[Dataset excerpts]
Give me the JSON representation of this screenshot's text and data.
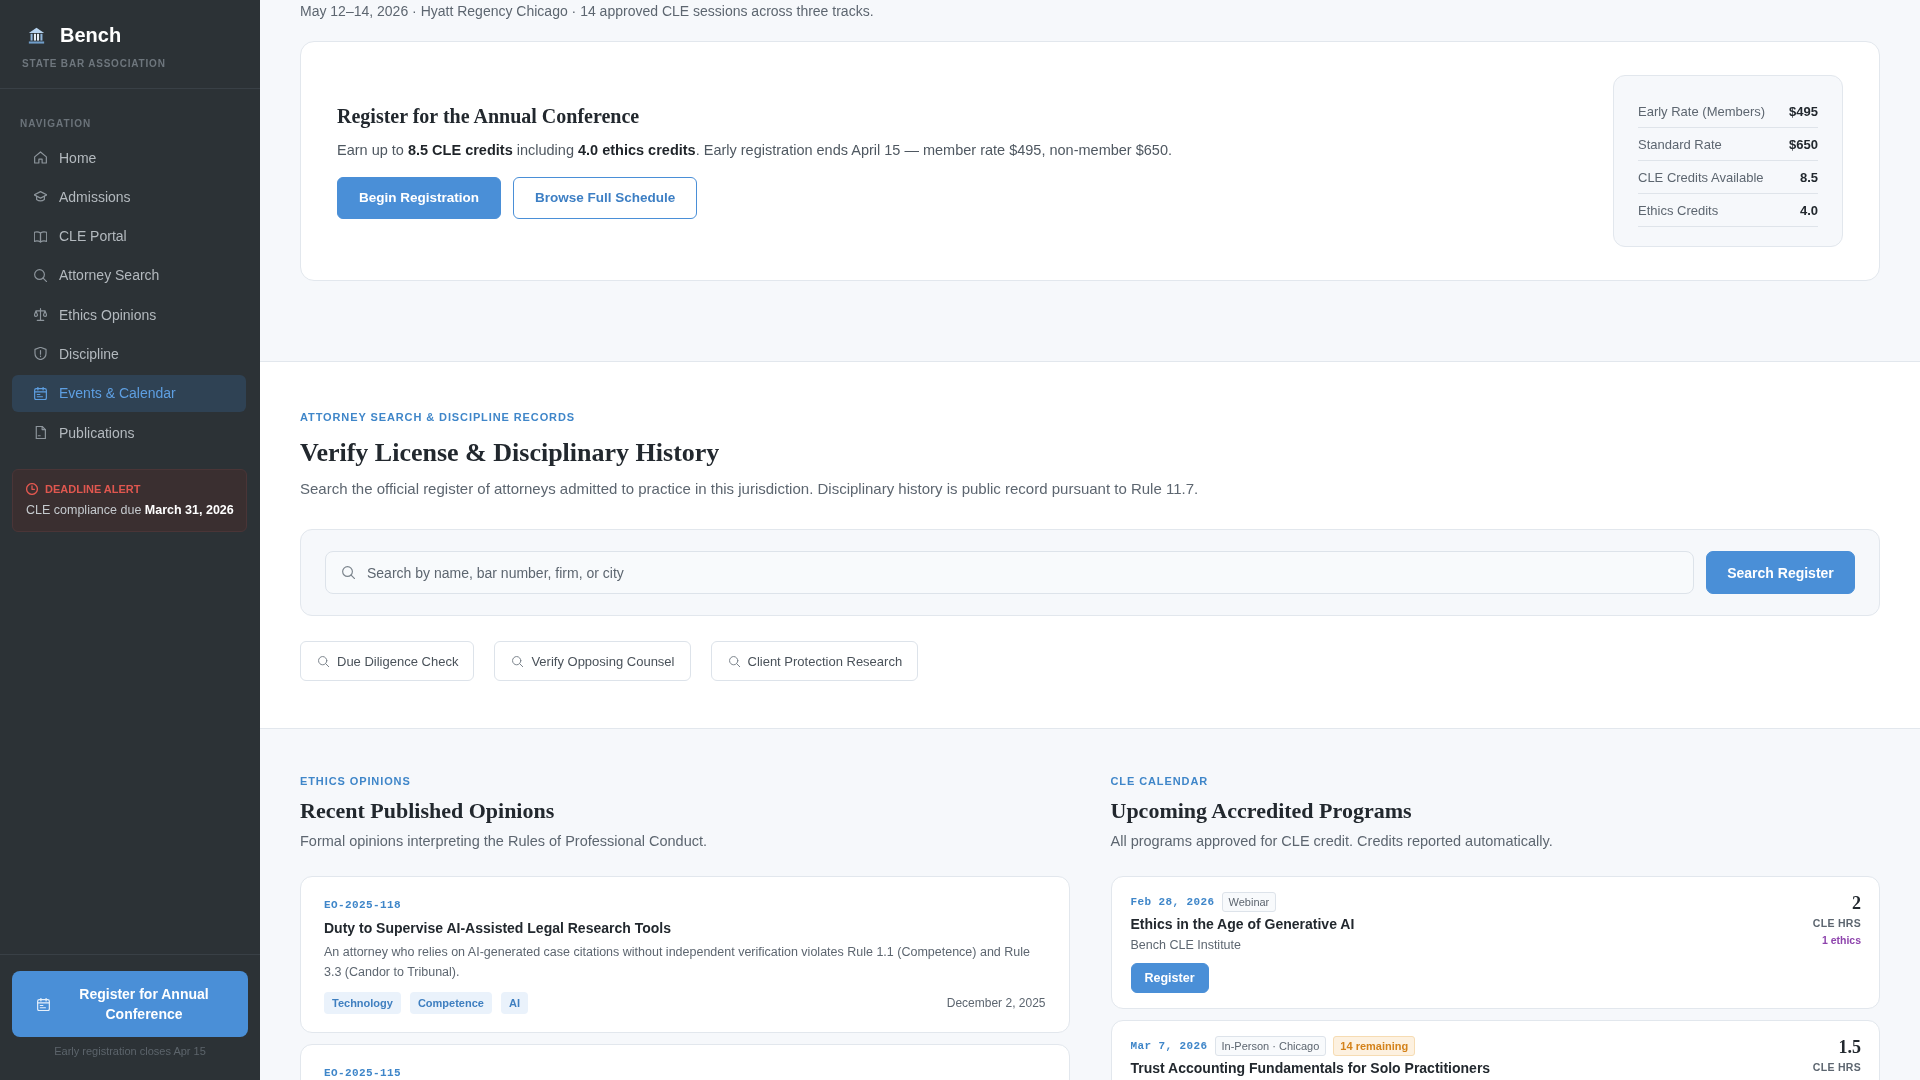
{
  "sidebar": {
    "brand": {
      "title": "Bench",
      "subtitle": "STATE BAR ASSOCIATION"
    },
    "nav_heading": "NAVIGATION",
    "items": [
      {
        "label": "Home",
        "selected": false
      },
      {
        "label": "Admissions",
        "selected": false
      },
      {
        "label": "CLE Portal",
        "selected": false
      },
      {
        "label": "Attorney Search",
        "selected": false
      },
      {
        "label": "Ethics Opinions",
        "selected": false
      },
      {
        "label": "Discipline",
        "selected": false
      },
      {
        "label": "Events & Calendar",
        "selected": true
      },
      {
        "label": "Publications",
        "selected": false
      }
    ],
    "alert": {
      "title": "DEADLINE ALERT",
      "text": "CLE compliance due **March 31, 2026**"
    },
    "cta": {
      "label": "Register for Annual Conference",
      "note": "Early registration closes Apr 15"
    }
  },
  "conference": {
    "details": "May 12–14, 2026 · Hyatt Regency Chicago · 14 approved CLE sessions across three tracks.",
    "title": "Register for the Annual Conference",
    "text": "Earn up to **8.5 CLE credits** including **4.0 ethics credits**. Early registration ends April 15 — member rate $495, non-member $650.",
    "buttons": [
      {
        "label": "Begin Registration",
        "kind": "primary"
      },
      {
        "label": "Browse Full Schedule",
        "kind": "outline"
      }
    ],
    "rates": [
      {
        "label": "Early Rate (Members)",
        "value": "$495"
      },
      {
        "label": "Standard Rate",
        "value": "$650"
      },
      {
        "label": "CLE Credits Available",
        "value": "8.5"
      },
      {
        "label": "Ethics Credits",
        "value": "4.0"
      }
    ]
  },
  "attorney_search": {
    "eyebrow": "ATTORNEY SEARCH & DISCIPLINE RECORDS",
    "title": "Verify License & Disciplinary History",
    "description": "Search the official register of attorneys admitted to practice in this jurisdiction. Disciplinary history is public record pursuant to Rule 11.7.",
    "search": {
      "placeholder": "Search by name, bar number, firm, or city"
    },
    "button": "Search Register",
    "chips": [
      "Due Diligence Check",
      "Verify Opposing Counsel",
      "Client Protection Research"
    ]
  },
  "ethics_opinions": {
    "eyebrow": "ETHICS OPINIONS",
    "title": "Recent Published Opinions",
    "description": "Formal opinions interpreting the Rules of Professional Conduct.",
    "opinions": [
      {
        "code": "EO-2025-118",
        "title": "Duty to Supervise AI-Assisted Legal Research Tools",
        "summary": "An attorney who relies on AI-generated case citations without independent verification violates Rule 1.1 (Competence) and Rule 3.3 (Candor to Tribunal).",
        "tags": [
          "Technology",
          "Competence",
          "AI"
        ],
        "date": "December 2, 2025"
      },
      {
        "code": "EO-2025-115"
      }
    ]
  },
  "cle_calendar": {
    "eyebrow": "CLE CALENDAR",
    "title": "Upcoming Accredited Programs",
    "description": "All programs approved for CLE credit. Credits reported automatically.",
    "programs": [
      {
        "date": "Feb 28, 2026",
        "tags": [
          {
            "label": "Webinar",
            "kind": "format"
          }
        ],
        "title": "Ethics in the Age of Generative AI",
        "provider": "Bench CLE Institute",
        "button": "Register",
        "hours": "2",
        "hours_label": "CLE HRS",
        "ethics": "1 ethics"
      },
      {
        "date": "Mar 7, 2026",
        "tags": [
          {
            "label": "In-Person · Chicago",
            "kind": "format"
          },
          {
            "label": "14 remaining",
            "kind": "seats"
          }
        ],
        "title": "Trust Accounting Fundamentals for Solo Practitioners",
        "hours": "1.5",
        "hours_label": "CLE HRS"
      }
    ]
  }
}
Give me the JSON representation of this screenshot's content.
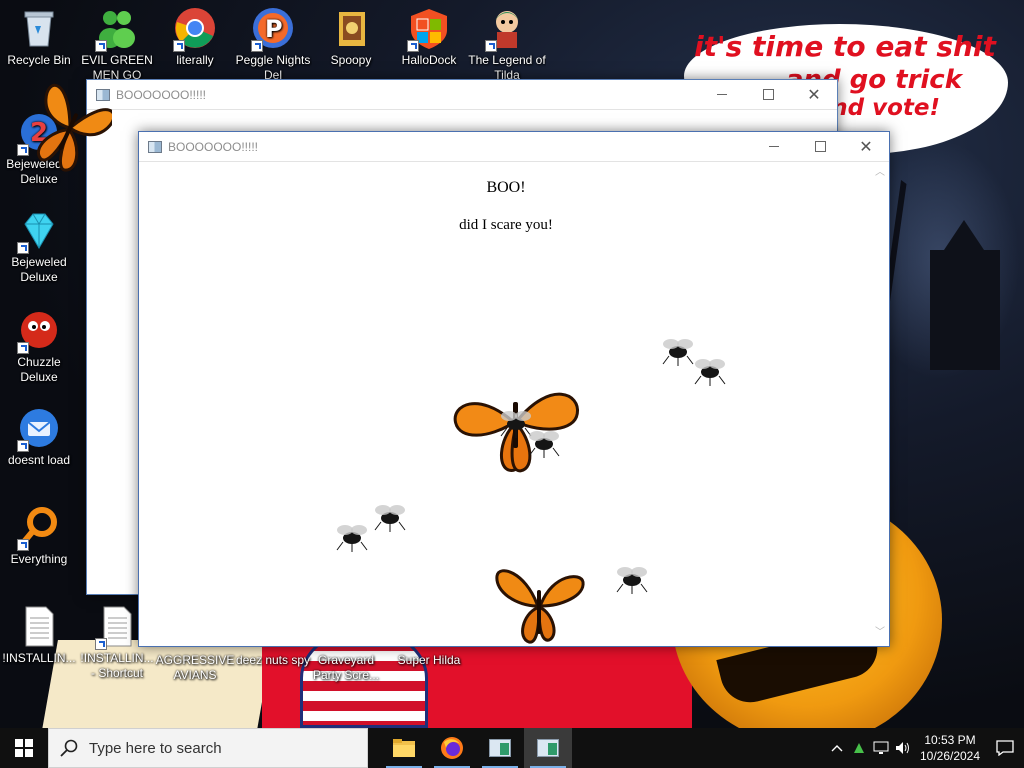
{
  "wallpaper": {
    "speech_line1": "it's time to eat shit",
    "speech_line2": "and go trick",
    "speech_line3": "and vote!"
  },
  "desktop_icons_top": [
    {
      "label": "Recycle Bin",
      "icon": "recycle-bin-icon"
    },
    {
      "label": "EVIL GREEN MEN GO",
      "icon": "green-men-icon"
    },
    {
      "label": "literally",
      "icon": "chrome-icon"
    },
    {
      "label": "Peggle Nights Del",
      "icon": "peggle-icon"
    },
    {
      "label": "Spoopy",
      "icon": "folder-icon"
    },
    {
      "label": "HalloDock",
      "icon": "windows-logo-icon"
    },
    {
      "label": "The Legend of Tilda",
      "icon": "character-icon"
    }
  ],
  "desktop_icons_left": [
    {
      "label": "Bejeweled 2 Deluxe",
      "icon": "bejeweled2-icon"
    },
    {
      "label": "Bejeweled Deluxe",
      "icon": "diamond-icon"
    },
    {
      "label": "Chuzzle Deluxe",
      "icon": "chuzzle-icon"
    },
    {
      "label": "doesnt load",
      "icon": "thunderbird-icon"
    },
    {
      "label": "Everything",
      "icon": "everything-search-icon"
    }
  ],
  "desktop_icons_bottom": [
    {
      "label": "!INSTALLIN...",
      "icon": "text-file-icon"
    },
    {
      "label": "!INSTALLIN... - Shortcut",
      "icon": "text-file-icon"
    },
    {
      "label": "AGGRESSIVE AVIANS"
    },
    {
      "label": "deez nuts spy"
    },
    {
      "label": "Graveyard Party Scre..."
    },
    {
      "label": "Super Hilda"
    }
  ],
  "windows": {
    "back": {
      "title": "BOOOOOOO!!!!!"
    },
    "front": {
      "title": "BOOOOOOO!!!!!",
      "heading": "BOO!",
      "message": "did I scare you!"
    }
  },
  "taskbar": {
    "search_placeholder": "Type here to search",
    "apps": [
      "file-explorer-icon",
      "firefox-icon",
      "app-window-icon",
      "app-window-active-icon"
    ],
    "time": "10:53 PM",
    "date": "10/26/2024"
  },
  "colors": {
    "speech_text": "#e01020",
    "taskbar": "#101010",
    "window_border": "#5a7fb6"
  }
}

= STATED PROBLEM =
Using the data above, print every line exactly, omitting pictures.

= ANSWER TO THE PROBLEM =
Give me the JSON representation of this screenshot's text and data.
{
  "sidebar": {
    "brand": {
      "title": "Bench",
      "subtitle": "STATE BAR ASSOCIATION"
    },
    "nav_heading": "NAVIGATION",
    "items": [
      {
        "label": "Home",
        "selected": false
      },
      {
        "label": "Admissions",
        "selected": false
      },
      {
        "label": "CLE Portal",
        "selected": false
      },
      {
        "label": "Attorney Search",
        "selected": false
      },
      {
        "label": "Ethics Opinions",
        "selected": false
      },
      {
        "label": "Discipline",
        "selected": false
      },
      {
        "label": "Events & Calendar",
        "selected": true
      },
      {
        "label": "Publications",
        "selected": false
      }
    ],
    "alert": {
      "title": "DEADLINE ALERT",
      "text": "CLE compliance due **March 31, 2026**"
    },
    "cta": {
      "label": "Register for Annual Conference",
      "note": "Early registration closes Apr 15"
    }
  },
  "conference": {
    "details": "May 12–14, 2026 · Hyatt Regency Chicago · 14 approved CLE sessions across three tracks.",
    "title": "Register for the Annual Conference",
    "text": "Earn up to **8.5 CLE credits** including **4.0 ethics credits**. Early registration ends April 15 — member rate $495, non-member $650.",
    "buttons": [
      {
        "label": "Begin Registration",
        "kind": "primary"
      },
      {
        "label": "Browse Full Schedule",
        "kind": "outline"
      }
    ],
    "rates": [
      {
        "label": "Early Rate (Members)",
        "value": "$495"
      },
      {
        "label": "Standard Rate",
        "value": "$650"
      },
      {
        "label": "CLE Credits Available",
        "value": "8.5"
      },
      {
        "label": "Ethics Credits",
        "value": "4.0"
      }
    ]
  },
  "attorney_search": {
    "eyebrow": "ATTORNEY SEARCH & DISCIPLINE RECORDS",
    "title": "Verify License & Disciplinary History",
    "description": "Search the official register of attorneys admitted to practice in this jurisdiction. Disciplinary history is public record pursuant to Rule 11.7.",
    "search": {
      "placeholder": "Search by name, bar number, firm, or city"
    },
    "button": "Search Register",
    "chips": [
      "Due Diligence Check",
      "Verify Opposing Counsel",
      "Client Protection Research"
    ]
  },
  "ethics_opinions": {
    "eyebrow": "ETHICS OPINIONS",
    "title": "Recent Published Opinions",
    "description": "Formal opinions interpreting the Rules of Professional Conduct.",
    "opinions": [
      {
        "code": "EO-2025-118",
        "title": "Duty to Supervise AI-Assisted Legal Research Tools",
        "summary": "An attorney who relies on AI-generated case citations without independent verification violates Rule 1.1 (Competence) and Rule 3.3 (Candor to Tribunal).",
        "tags": [
          "Technology",
          "Competence",
          "AI"
        ],
        "date": "December 2, 2025"
      },
      {
        "code": "EO-2025-115"
      }
    ]
  },
  "cle_calendar": {
    "eyebrow": "CLE CALENDAR",
    "title": "Upcoming Accredited Programs",
    "description": "All programs approved for CLE credit. Credits reported automatically.",
    "programs": [
      {
        "date": "Feb 28, 2026",
        "tags": [
          {
            "label": "Webinar",
            "kind": "format"
          }
        ],
        "title": "Ethics in the Age of Generative AI",
        "provider": "Bench CLE Institute",
        "button": "Register",
        "hours": "2",
        "hours_label": "CLE HRS",
        "ethics": "1 ethics"
      },
      {
        "date": "Mar 7, 2026",
        "tags": [
          {
            "label": "In-Person · Chicago",
            "kind": "format"
          },
          {
            "label": "14 remaining",
            "kind": "seats"
          }
        ],
        "title": "Trust Accounting Fundamentals for Solo Practitioners",
        "hours": "1.5",
        "hours_label": "CLE HRS"
      }
    ]
  }
}
Give me the JSON representation of this screenshot's content.
{
  "wallpaper": {
    "speech_line1": "it's time to eat shit",
    "speech_line2": "and go trick",
    "speech_line3": "and vote!"
  },
  "desktop_icons_top": [
    {
      "label": "Recycle Bin",
      "icon": "recycle-bin-icon"
    },
    {
      "label": "EVIL GREEN MEN GO",
      "icon": "green-men-icon"
    },
    {
      "label": "literally",
      "icon": "chrome-icon"
    },
    {
      "label": "Peggle Nights Del",
      "icon": "peggle-icon"
    },
    {
      "label": "Spoopy",
      "icon": "folder-icon"
    },
    {
      "label": "HalloDock",
      "icon": "windows-logo-icon"
    },
    {
      "label": "The Legend of Tilda",
      "icon": "character-icon"
    }
  ],
  "desktop_icons_left": [
    {
      "label": "Bejeweled 2 Deluxe",
      "icon": "bejeweled2-icon"
    },
    {
      "label": "Bejeweled Deluxe",
      "icon": "diamond-icon"
    },
    {
      "label": "Chuzzle Deluxe",
      "icon": "chuzzle-icon"
    },
    {
      "label": "doesnt load",
      "icon": "thunderbird-icon"
    },
    {
      "label": "Everything",
      "icon": "everything-search-icon"
    }
  ],
  "desktop_icons_bottom": [
    {
      "label": "!INSTALLIN...",
      "icon": "text-file-icon"
    },
    {
      "label": "!INSTALLIN... - Shortcut",
      "icon": "text-file-icon"
    },
    {
      "label": "AGGRESSIVE AVIANS"
    },
    {
      "label": "deez nuts spy"
    },
    {
      "label": "Graveyard Party Scre..."
    },
    {
      "label": "Super Hilda"
    }
  ],
  "windows": {
    "back": {
      "title": "BOOOOOOO!!!!!"
    },
    "front": {
      "title": "BOOOOOOO!!!!!",
      "heading": "BOO!",
      "message": "did I scare you!"
    }
  },
  "taskbar": {
    "search_placeholder": "Type here to search",
    "apps": [
      "file-explorer-icon",
      "firefox-icon",
      "app-window-icon",
      "app-window-active-icon"
    ],
    "time": "10:53 PM",
    "date": "10/26/2024"
  },
  "colors": {
    "speech_text": "#e01020",
    "taskbar": "#101010",
    "window_border": "#5a7fb6"
  }
}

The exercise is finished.